Listed records
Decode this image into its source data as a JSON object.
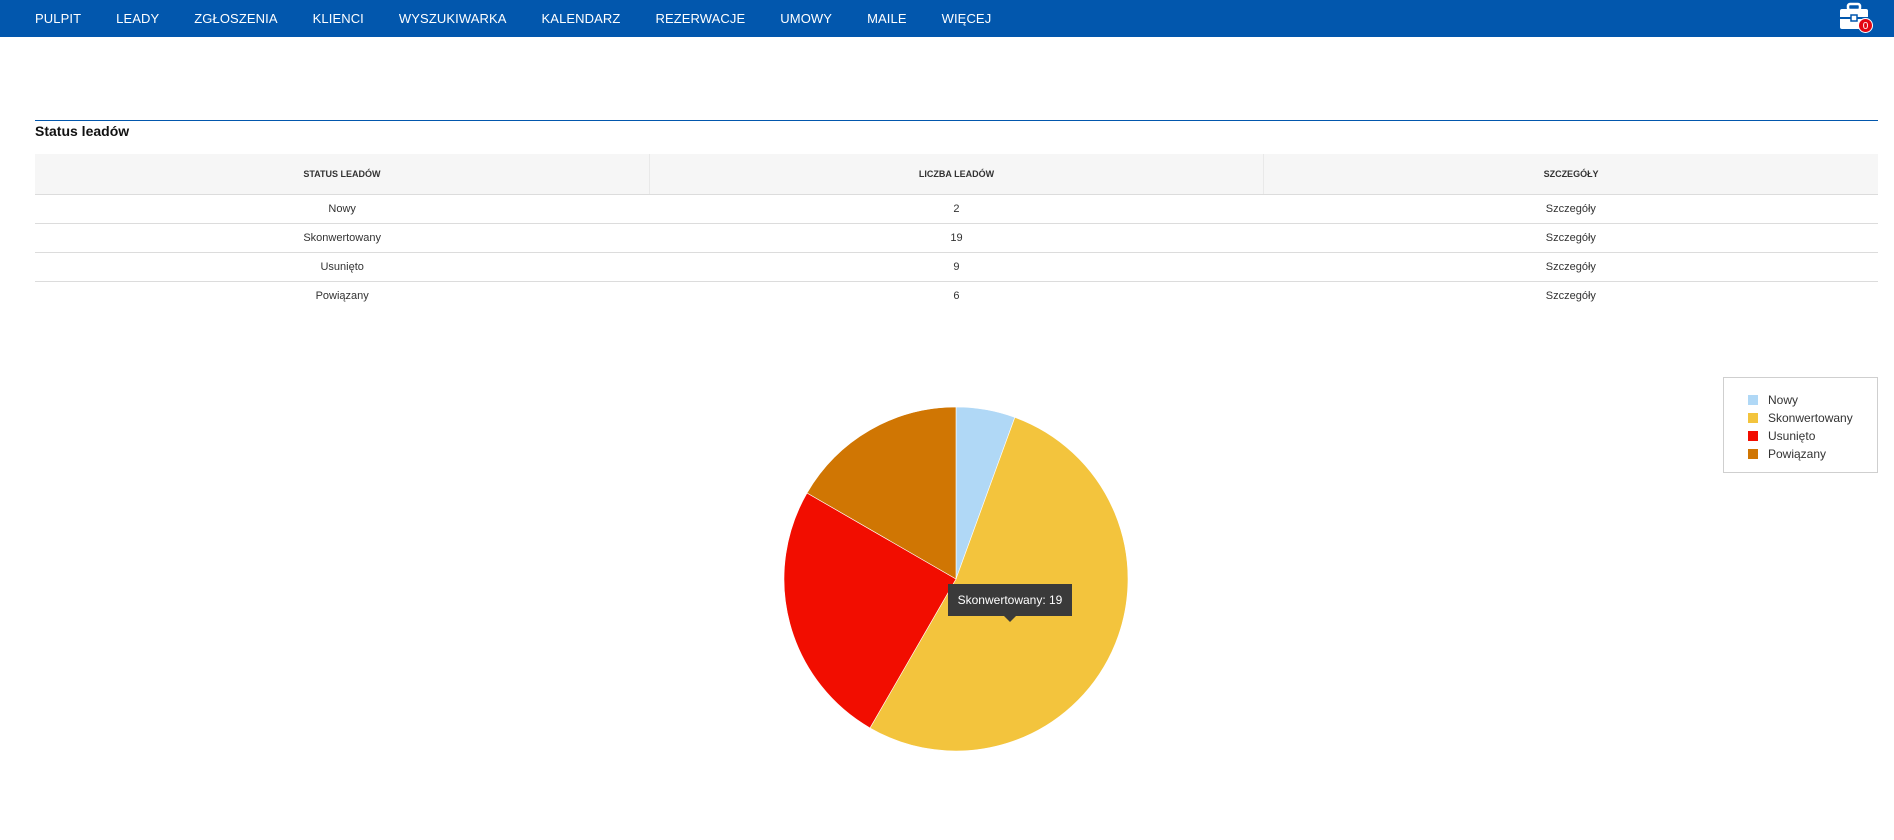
{
  "nav": {
    "items": [
      "PULPIT",
      "LEADY",
      "ZGŁOSZENIA",
      "KLIENCI",
      "WYSZUKIWARKA",
      "KALENDARZ",
      "REZERWACJE",
      "UMOWY",
      "MAILE",
      "WIĘCEJ"
    ],
    "briefcase_icon": "briefcase-icon",
    "briefcase_count": "0"
  },
  "section": {
    "title": "Status leadów"
  },
  "table": {
    "headers": [
      "STATUS LEADÓW",
      "LICZBA LEADÓW",
      "SZCZEGÓŁY"
    ],
    "rows": [
      {
        "status": "Nowy",
        "count": "2",
        "details": "Szczegóły"
      },
      {
        "status": "Skonwertowany",
        "count": "19",
        "details": "Szczegóły"
      },
      {
        "status": "Usunięto",
        "count": "9",
        "details": "Szczegóły"
      },
      {
        "status": "Powiązany",
        "count": "6",
        "details": "Szczegóły"
      }
    ]
  },
  "chart_data": {
    "type": "pie",
    "categories": [
      "Nowy",
      "Skonwertowany",
      "Usunięto",
      "Powiązany"
    ],
    "values": [
      2,
      19,
      9,
      6
    ],
    "colors": [
      "#b0d8f6",
      "#f3c43d",
      "#f20d00",
      "#d07603"
    ],
    "legend": "top-right",
    "tooltip": "Skonwertowany: 19"
  }
}
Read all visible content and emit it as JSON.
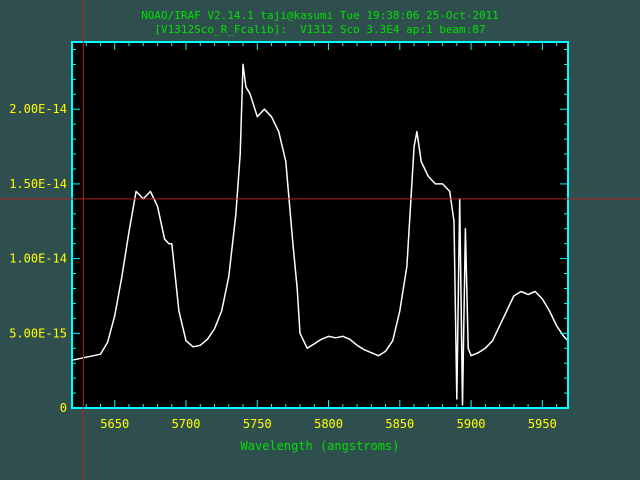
{
  "window": {
    "title_line1": "NOAO/IRAF V2.14.1 taji@kasumi Tue 19:38:06 25-Oct-2011",
    "title_line2": "[V1312Sco_R_Fcalib]:  V1312 Sco 3.3E4 ap:1 beam:87"
  },
  "colors": {
    "background": "#2f4f4f",
    "plot_area": "#000000",
    "frame": "#00ffff",
    "title": "#00e000",
    "tick_labels": "#ffff00",
    "spectrum": "#ffffff",
    "cursor": "#b22222"
  },
  "cursor": {
    "x": 5628,
    "y": 1.4e-14
  },
  "chart_data": {
    "type": "line",
    "xlabel": "Wavelength (angstroms)",
    "ylabel": "",
    "xlim": [
      5620,
      5968
    ],
    "ylim": [
      0,
      2.45e-14
    ],
    "x_ticks": [
      5650,
      5700,
      5750,
      5800,
      5850,
      5900,
      5950
    ],
    "x_tick_labels": [
      "5650",
      "5700",
      "5750",
      "5800",
      "5850",
      "5900",
      "5950"
    ],
    "y_ticks": [
      0,
      5e-15,
      1e-14,
      1.5e-14,
      2e-14
    ],
    "y_tick_labels": [
      "0",
      "5.00E-15",
      "1.00E-14",
      "1.50E-14",
      "2.00E-14"
    ],
    "grid": false,
    "series": [
      {
        "x": [
          5620,
          5630,
          5640,
          5645,
          5650,
          5655,
          5660,
          5665,
          5670,
          5675,
          5680,
          5685,
          5688,
          5690,
          5695,
          5700,
          5705,
          5710,
          5715,
          5720,
          5725,
          5730,
          5735,
          5738,
          5740,
          5742,
          5745,
          5750,
          5755,
          5760,
          5765,
          5770,
          5775,
          5778,
          5780,
          5785,
          5790,
          5795,
          5800,
          5805,
          5810,
          5815,
          5820,
          5825,
          5830,
          5835,
          5840,
          5845,
          5850,
          5855,
          5860,
          5862,
          5865,
          5870,
          5875,
          5880,
          5885,
          5888,
          5890,
          5892,
          5894,
          5896,
          5898,
          5900,
          5905,
          5910,
          5915,
          5920,
          5925,
          5930,
          5935,
          5940,
          5945,
          5950,
          5955,
          5960,
          5965,
          5968
        ],
        "values": [
          3.2e-15,
          3.4e-15,
          3.6e-15,
          4.4e-15,
          6.2e-15,
          8.8e-15,
          1.18e-14,
          1.45e-14,
          1.4e-14,
          1.45e-14,
          1.35e-14,
          1.13e-14,
          1.1e-14,
          1.1e-14,
          6.5e-15,
          4.5e-15,
          4.1e-15,
          4.2e-15,
          4.6e-15,
          5.3e-15,
          6.5e-15,
          8.8e-15,
          1.3e-14,
          1.7e-14,
          2.3e-14,
          2.15e-14,
          2.1e-14,
          1.95e-14,
          2e-14,
          1.95e-14,
          1.85e-14,
          1.65e-14,
          1.1e-14,
          8e-15,
          5e-15,
          4e-15,
          4.3e-15,
          4.6e-15,
          4.8e-15,
          4.7e-15,
          4.8e-15,
          4.6e-15,
          4.2e-15,
          3.9e-15,
          3.7e-15,
          3.5e-15,
          3.8e-15,
          4.5e-15,
          6.5e-15,
          9.5e-15,
          1.75e-14,
          1.85e-14,
          1.65e-14,
          1.55e-14,
          1.5e-14,
          1.5e-14,
          1.45e-14,
          1.25e-14,
          6e-16,
          1.4e-14,
          2e-16,
          1.2e-14,
          4e-15,
          3.5e-15,
          3.7e-15,
          4e-15,
          4.5e-15,
          5.5e-15,
          6.5e-15,
          7.5e-15,
          7.8e-15,
          7.6e-15,
          7.8e-15,
          7.3e-15,
          6.5e-15,
          5.5e-15,
          4.8e-15,
          4.5e-15
        ]
      }
    ]
  }
}
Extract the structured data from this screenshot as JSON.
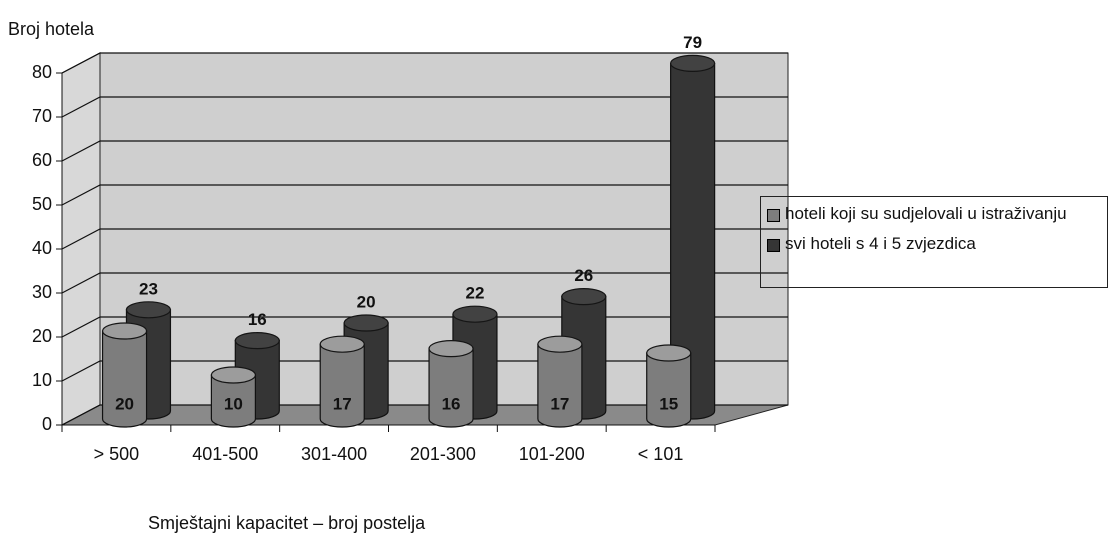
{
  "chart_data": {
    "type": "bar3d",
    "y_axis_title": "Broj hotela",
    "x_axis_title": "Smještajni kapacitet – broj postelja",
    "categories": [
      "> 500",
      "401-500",
      "301-400",
      "201-300",
      "101-200",
      "< 101"
    ],
    "series": [
      {
        "name": "hoteli koji su sudjelovali u istraživanju",
        "color": "#7d7d7d",
        "values": [
          20,
          10,
          17,
          16,
          17,
          15
        ]
      },
      {
        "name": "svi hoteli s 4 i 5 zvjezdica",
        "color": "#353535",
        "values": [
          23,
          16,
          20,
          22,
          26,
          79
        ]
      }
    ],
    "ylim": [
      0,
      80
    ],
    "yticks": [
      0,
      10,
      20,
      30,
      40,
      50,
      60,
      70,
      80
    ],
    "grid": true,
    "legend": "right"
  }
}
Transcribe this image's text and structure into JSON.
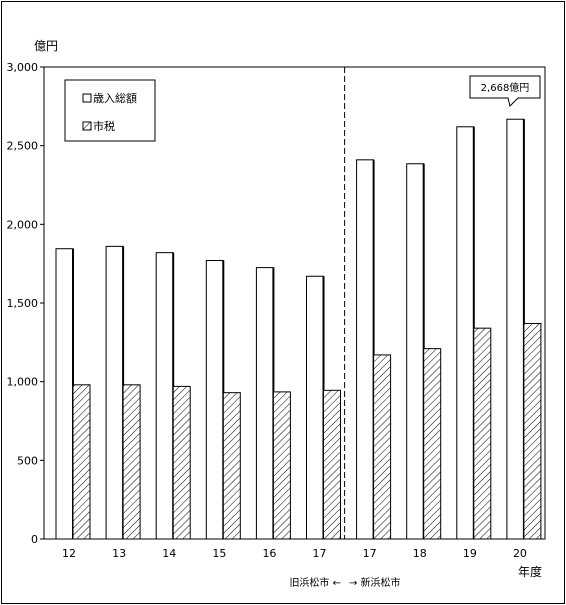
{
  "chart_data": {
    "type": "bar",
    "y_unit_label": "億円",
    "x_unit_label": "年度",
    "categories": [
      "12",
      "13",
      "14",
      "15",
      "16",
      "17",
      "17",
      "18",
      "19",
      "20"
    ],
    "series": [
      {
        "name": "歳入総額",
        "values": [
          1845,
          1860,
          1820,
          1770,
          1725,
          1670,
          2410,
          2385,
          2620,
          2668
        ]
      },
      {
        "name": "市税",
        "values": [
          980,
          980,
          970,
          930,
          935,
          945,
          1170,
          1210,
          1340,
          1370
        ]
      }
    ],
    "ylim": [
      0,
      3000
    ],
    "yticks": [
      "0",
      "500",
      "1,000",
      "1,500",
      "2,000",
      "2,500",
      "3,000"
    ],
    "legend_position": "top-left",
    "grid": false,
    "divider": {
      "after_index": 5,
      "left_label": "旧浜松市 ←",
      "right_label": "→ 新浜松市"
    },
    "callout": {
      "text": "2,668億円",
      "series": 0,
      "index": 9
    }
  }
}
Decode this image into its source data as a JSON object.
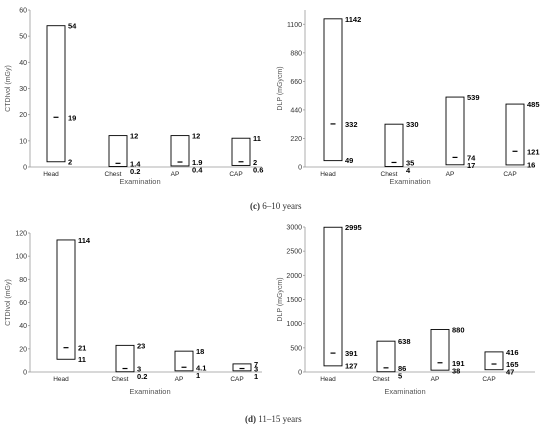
{
  "captions": {
    "c": {
      "letter": "(c)",
      "text": "6–10 years"
    },
    "d": {
      "letter": "(d)",
      "text": "11–15 years"
    }
  },
  "chart_data": [
    {
      "type": "bar",
      "ylabel": "CTDIvol (mGy)",
      "xlabel": "Examination",
      "ylim": [
        0,
        60
      ],
      "yticks": [
        0,
        10,
        20,
        30,
        40,
        50,
        60
      ],
      "categories": [
        "Head",
        "Chest",
        "AP",
        "CAP"
      ],
      "max": [
        54,
        12,
        12,
        11
      ],
      "median": [
        19,
        1.4,
        1.9,
        2
      ],
      "min": [
        2,
        0.2,
        0.4,
        0.6
      ],
      "max_labels": [
        "54",
        "12",
        "12",
        "11"
      ],
      "median_labels": [
        "19",
        "1.4",
        "1.9",
        "2"
      ],
      "min_labels": [
        "2",
        "0.2",
        "0.4",
        "0.6"
      ]
    },
    {
      "type": "bar",
      "ylabel": "DLP (mGycm)",
      "xlabel": "Examination",
      "ylim": [
        0,
        1210
      ],
      "yticks": [
        0,
        220,
        440,
        660,
        880,
        1100
      ],
      "categories": [
        "Head",
        "Chest",
        "AP",
        "CAP"
      ],
      "max": [
        1142,
        330,
        539,
        485
      ],
      "median": [
        332,
        35,
        74,
        121
      ],
      "min": [
        49,
        4,
        17,
        16
      ],
      "max_labels": [
        "1142",
        "330",
        "539",
        "485"
      ],
      "median_labels": [
        "332",
        "35",
        "74",
        "121"
      ],
      "min_labels": [
        "49",
        "4",
        "17",
        "16"
      ]
    },
    {
      "type": "bar",
      "ylabel": "CTDIvol (mGy)",
      "xlabel": "Examination",
      "ylim": [
        0,
        120
      ],
      "yticks": [
        0,
        20,
        40,
        60,
        80,
        100,
        120
      ],
      "categories": [
        "Head",
        "Chest",
        "AP",
        "CAP"
      ],
      "max": [
        114,
        23,
        18,
        7
      ],
      "median": [
        21,
        3,
        4.1,
        3
      ],
      "min": [
        11,
        0.2,
        1,
        1
      ],
      "max_labels": [
        "114",
        "23",
        "18",
        "7"
      ],
      "median_labels": [
        "21",
        "3",
        "4.1",
        "3"
      ],
      "min_labels": [
        "11",
        "0.2",
        "1",
        "1"
      ]
    },
    {
      "type": "bar",
      "ylabel": "DLP (mGycm)",
      "xlabel": "Examination",
      "ylim": [
        0,
        3000
      ],
      "yticks": [
        0,
        500,
        1000,
        1500,
        2000,
        2500,
        3000
      ],
      "categories": [
        "Head",
        "Chest",
        "AP",
        "CAP"
      ],
      "max": [
        2995,
        638,
        880,
        416
      ],
      "median": [
        391,
        86,
        191,
        165
      ],
      "min": [
        127,
        5,
        38,
        47
      ],
      "max_labels": [
        "2995",
        "638",
        "880",
        "416"
      ],
      "median_labels": [
        "391",
        "86",
        "191",
        "165"
      ],
      "min_labels": [
        "127",
        "5",
        "38",
        "47"
      ]
    }
  ]
}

Instructions to follow
Pull out all lines of the data with the string "this".

Reply
Decode this image into its source data as a JSON object.
Extract the structured data from this screenshot as JSON.
Transcribe this image's text and structure into JSON.
Decode this image into its source data as a JSON object.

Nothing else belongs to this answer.